◆ Exercise goal ◆
Could you reproduce every entry that follows, exactly as shown?

Given entries section start

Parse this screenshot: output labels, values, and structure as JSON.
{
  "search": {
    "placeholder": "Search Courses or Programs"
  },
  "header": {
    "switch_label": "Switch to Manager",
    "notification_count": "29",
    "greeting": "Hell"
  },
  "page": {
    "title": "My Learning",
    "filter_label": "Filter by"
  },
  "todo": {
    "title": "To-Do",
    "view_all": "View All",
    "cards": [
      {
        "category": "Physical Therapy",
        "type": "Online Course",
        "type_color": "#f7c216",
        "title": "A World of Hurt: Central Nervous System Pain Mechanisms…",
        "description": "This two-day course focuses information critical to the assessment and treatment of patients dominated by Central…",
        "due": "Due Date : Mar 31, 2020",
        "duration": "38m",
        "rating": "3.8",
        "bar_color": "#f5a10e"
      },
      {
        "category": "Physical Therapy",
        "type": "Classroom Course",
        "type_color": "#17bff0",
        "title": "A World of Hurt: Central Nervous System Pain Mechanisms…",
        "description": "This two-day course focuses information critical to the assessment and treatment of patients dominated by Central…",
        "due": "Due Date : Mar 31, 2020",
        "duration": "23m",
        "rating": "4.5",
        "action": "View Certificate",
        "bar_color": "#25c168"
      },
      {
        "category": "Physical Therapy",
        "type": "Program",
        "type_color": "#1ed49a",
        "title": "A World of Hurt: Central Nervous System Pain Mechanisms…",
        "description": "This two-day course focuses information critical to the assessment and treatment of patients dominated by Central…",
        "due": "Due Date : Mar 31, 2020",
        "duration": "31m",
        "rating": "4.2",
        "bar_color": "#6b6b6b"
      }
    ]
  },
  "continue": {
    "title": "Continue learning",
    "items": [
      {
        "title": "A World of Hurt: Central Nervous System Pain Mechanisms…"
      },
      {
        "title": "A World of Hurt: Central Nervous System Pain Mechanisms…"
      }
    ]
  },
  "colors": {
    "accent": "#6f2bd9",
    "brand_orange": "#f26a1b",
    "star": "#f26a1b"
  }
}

Given entries section end

◆ Solution to the problem ◆
Parse this screenshot: output labels, values, and structure as JSON.
{
  "search": {
    "placeholder": "Search Courses or Programs"
  },
  "header": {
    "switch_label": "Switch to Manager",
    "notification_count": "29",
    "greeting": "Hell"
  },
  "page": {
    "title": "My Learning",
    "filter_label": "Filter by"
  },
  "todo": {
    "title": "To-Do",
    "view_all": "View All",
    "cards": [
      {
        "category": "Physical Therapy",
        "type": "Online Course",
        "type_color": "#f7c216",
        "title": "A World of Hurt: Central Nervous System Pain Mechanisms…",
        "description": "This two-day course focuses information critical to the assessment and treatment of patients dominated by Central…",
        "due": "Due Date : Mar 31, 2020",
        "duration": "38m",
        "rating": "3.8",
        "bar_color": "#f5a10e"
      },
      {
        "category": "Physical Therapy",
        "type": "Classroom Course",
        "type_color": "#17bff0",
        "title": "A World of Hurt: Central Nervous System Pain Mechanisms…",
        "description": "This two-day course focuses information critical to the assessment and treatment of patients dominated by Central…",
        "due": "Due Date : Mar 31, 2020",
        "duration": "23m",
        "rating": "4.5",
        "action": "View Certificate",
        "bar_color": "#25c168"
      },
      {
        "category": "Physical Therapy",
        "type": "Program",
        "type_color": "#1ed49a",
        "title": "A World of Hurt: Central Nervous System Pain Mechanisms…",
        "description": "This two-day course focuses information critical to the assessment and treatment of patients dominated by Central…",
        "due": "Due Date : Mar 31, 2020",
        "duration": "31m",
        "rating": "4.2",
        "bar_color": "#6b6b6b"
      }
    ]
  },
  "continue": {
    "title": "Continue learning",
    "items": [
      {
        "title": "A World of Hurt: Central Nervous System Pain Mechanisms…"
      },
      {
        "title": "A World of Hurt: Central Nervous System Pain Mechanisms…"
      }
    ]
  },
  "colors": {
    "accent": "#6f2bd9",
    "brand_orange": "#f26a1b",
    "star": "#f26a1b"
  }
}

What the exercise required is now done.